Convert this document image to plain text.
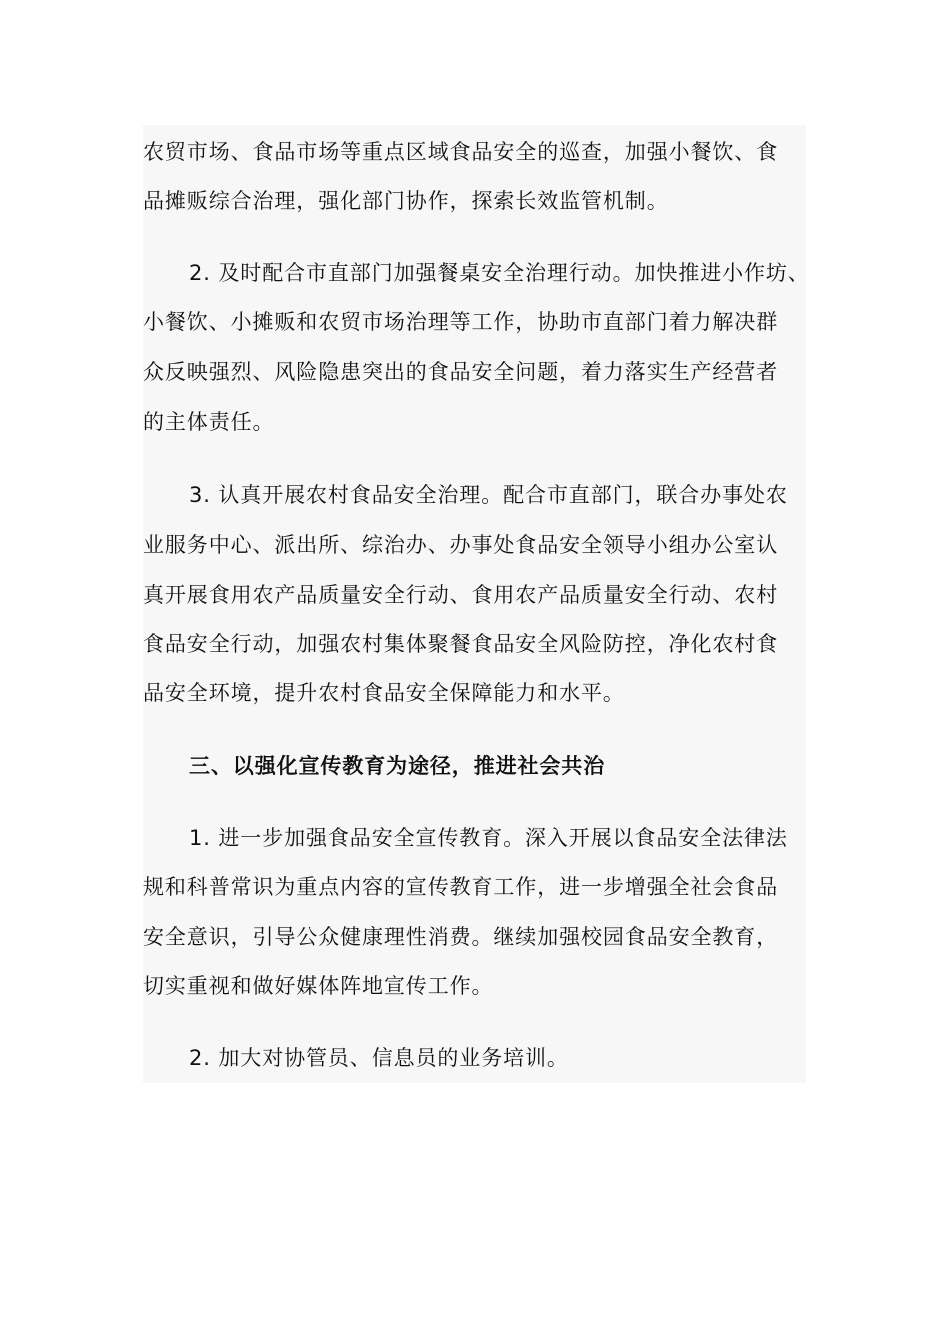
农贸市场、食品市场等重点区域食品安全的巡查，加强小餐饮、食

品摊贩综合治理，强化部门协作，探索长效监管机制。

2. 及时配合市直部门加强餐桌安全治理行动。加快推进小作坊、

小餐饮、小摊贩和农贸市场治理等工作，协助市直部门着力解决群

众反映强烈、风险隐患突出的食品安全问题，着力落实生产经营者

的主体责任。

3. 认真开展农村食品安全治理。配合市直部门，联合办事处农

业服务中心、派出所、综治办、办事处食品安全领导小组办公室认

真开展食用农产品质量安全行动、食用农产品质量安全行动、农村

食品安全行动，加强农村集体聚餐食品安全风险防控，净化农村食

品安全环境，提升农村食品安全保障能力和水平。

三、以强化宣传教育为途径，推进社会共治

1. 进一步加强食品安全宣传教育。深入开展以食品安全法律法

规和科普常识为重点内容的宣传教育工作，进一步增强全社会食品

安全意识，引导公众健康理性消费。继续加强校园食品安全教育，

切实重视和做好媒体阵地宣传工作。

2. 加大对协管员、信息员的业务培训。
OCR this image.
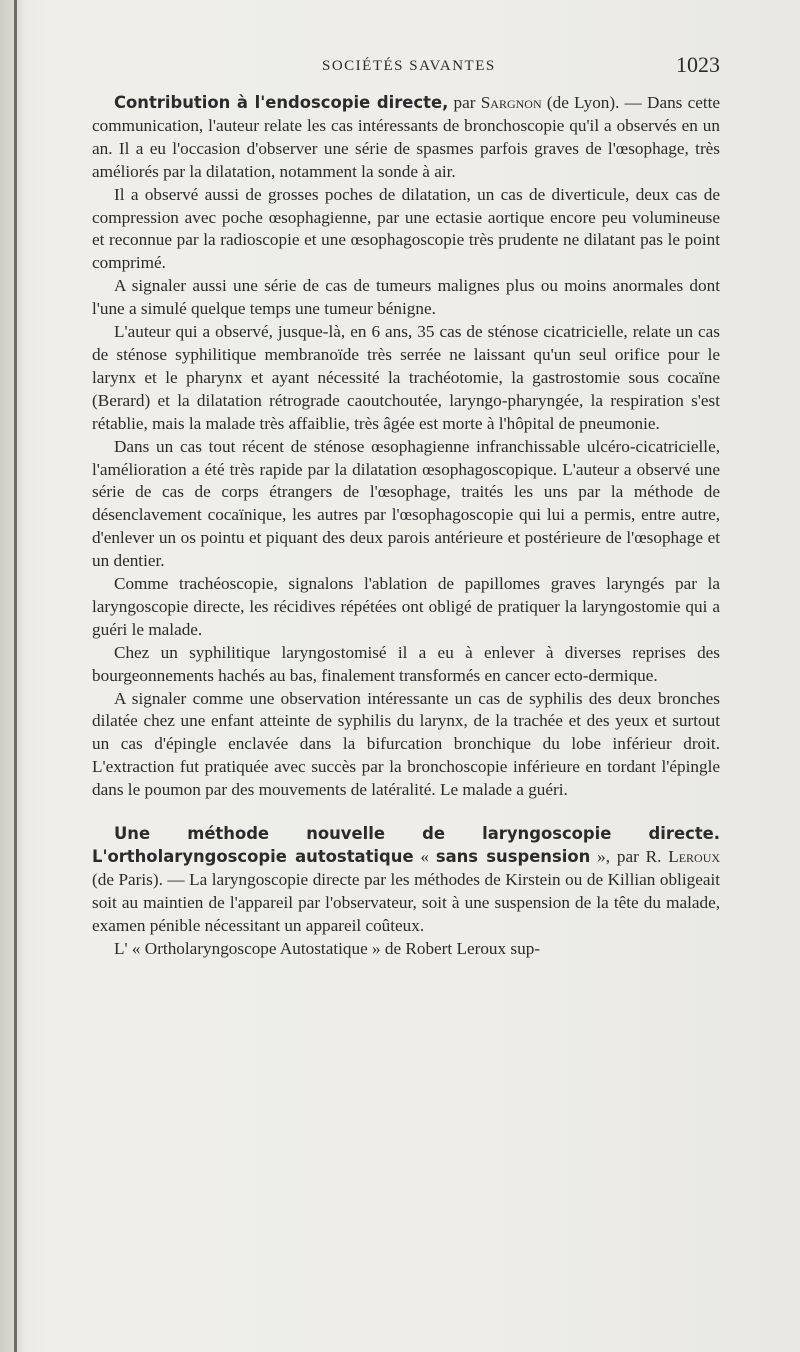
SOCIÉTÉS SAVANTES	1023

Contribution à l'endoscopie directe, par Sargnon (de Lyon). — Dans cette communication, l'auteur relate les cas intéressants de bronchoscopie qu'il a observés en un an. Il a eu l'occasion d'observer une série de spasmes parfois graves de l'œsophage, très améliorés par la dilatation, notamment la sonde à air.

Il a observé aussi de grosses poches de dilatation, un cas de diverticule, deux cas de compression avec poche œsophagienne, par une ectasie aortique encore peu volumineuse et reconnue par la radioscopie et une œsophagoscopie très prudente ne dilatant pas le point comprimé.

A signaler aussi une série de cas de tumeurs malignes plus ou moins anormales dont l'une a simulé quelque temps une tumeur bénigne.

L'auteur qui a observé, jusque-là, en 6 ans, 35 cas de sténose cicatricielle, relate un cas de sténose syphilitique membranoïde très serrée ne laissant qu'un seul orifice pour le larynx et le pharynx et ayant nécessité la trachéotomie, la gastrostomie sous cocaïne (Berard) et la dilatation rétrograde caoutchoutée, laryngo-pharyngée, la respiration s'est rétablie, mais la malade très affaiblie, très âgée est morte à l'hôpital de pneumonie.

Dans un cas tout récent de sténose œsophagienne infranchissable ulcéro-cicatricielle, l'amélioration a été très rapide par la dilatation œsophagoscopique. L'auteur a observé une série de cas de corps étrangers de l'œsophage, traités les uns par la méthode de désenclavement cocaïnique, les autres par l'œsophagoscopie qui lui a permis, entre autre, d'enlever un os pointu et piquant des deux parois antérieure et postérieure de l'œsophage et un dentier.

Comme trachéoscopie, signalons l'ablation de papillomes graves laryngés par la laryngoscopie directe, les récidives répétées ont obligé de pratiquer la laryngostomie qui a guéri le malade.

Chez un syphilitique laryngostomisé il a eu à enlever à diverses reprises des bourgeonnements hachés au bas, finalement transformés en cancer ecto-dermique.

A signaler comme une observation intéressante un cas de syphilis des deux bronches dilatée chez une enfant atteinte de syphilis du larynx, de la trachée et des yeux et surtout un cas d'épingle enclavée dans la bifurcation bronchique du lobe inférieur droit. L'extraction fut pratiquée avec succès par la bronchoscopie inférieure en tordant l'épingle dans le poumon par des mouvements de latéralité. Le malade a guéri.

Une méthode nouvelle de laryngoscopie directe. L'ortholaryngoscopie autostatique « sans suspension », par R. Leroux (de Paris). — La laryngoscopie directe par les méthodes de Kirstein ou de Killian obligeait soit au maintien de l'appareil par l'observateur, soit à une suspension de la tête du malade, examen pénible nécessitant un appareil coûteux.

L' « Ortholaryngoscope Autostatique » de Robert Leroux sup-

....

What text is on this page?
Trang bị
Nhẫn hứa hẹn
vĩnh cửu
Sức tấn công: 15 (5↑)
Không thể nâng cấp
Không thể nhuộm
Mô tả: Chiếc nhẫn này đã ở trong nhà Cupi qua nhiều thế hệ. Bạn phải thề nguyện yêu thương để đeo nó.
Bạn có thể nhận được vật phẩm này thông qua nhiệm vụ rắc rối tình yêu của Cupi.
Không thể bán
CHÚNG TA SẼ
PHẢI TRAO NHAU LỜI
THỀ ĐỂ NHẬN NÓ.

....

→ **Work to do**:
Extract every line that has the string "this" in it.

→ **Complete output**:
Convert this document image to plain text.
OCR this image.
What text is on this page?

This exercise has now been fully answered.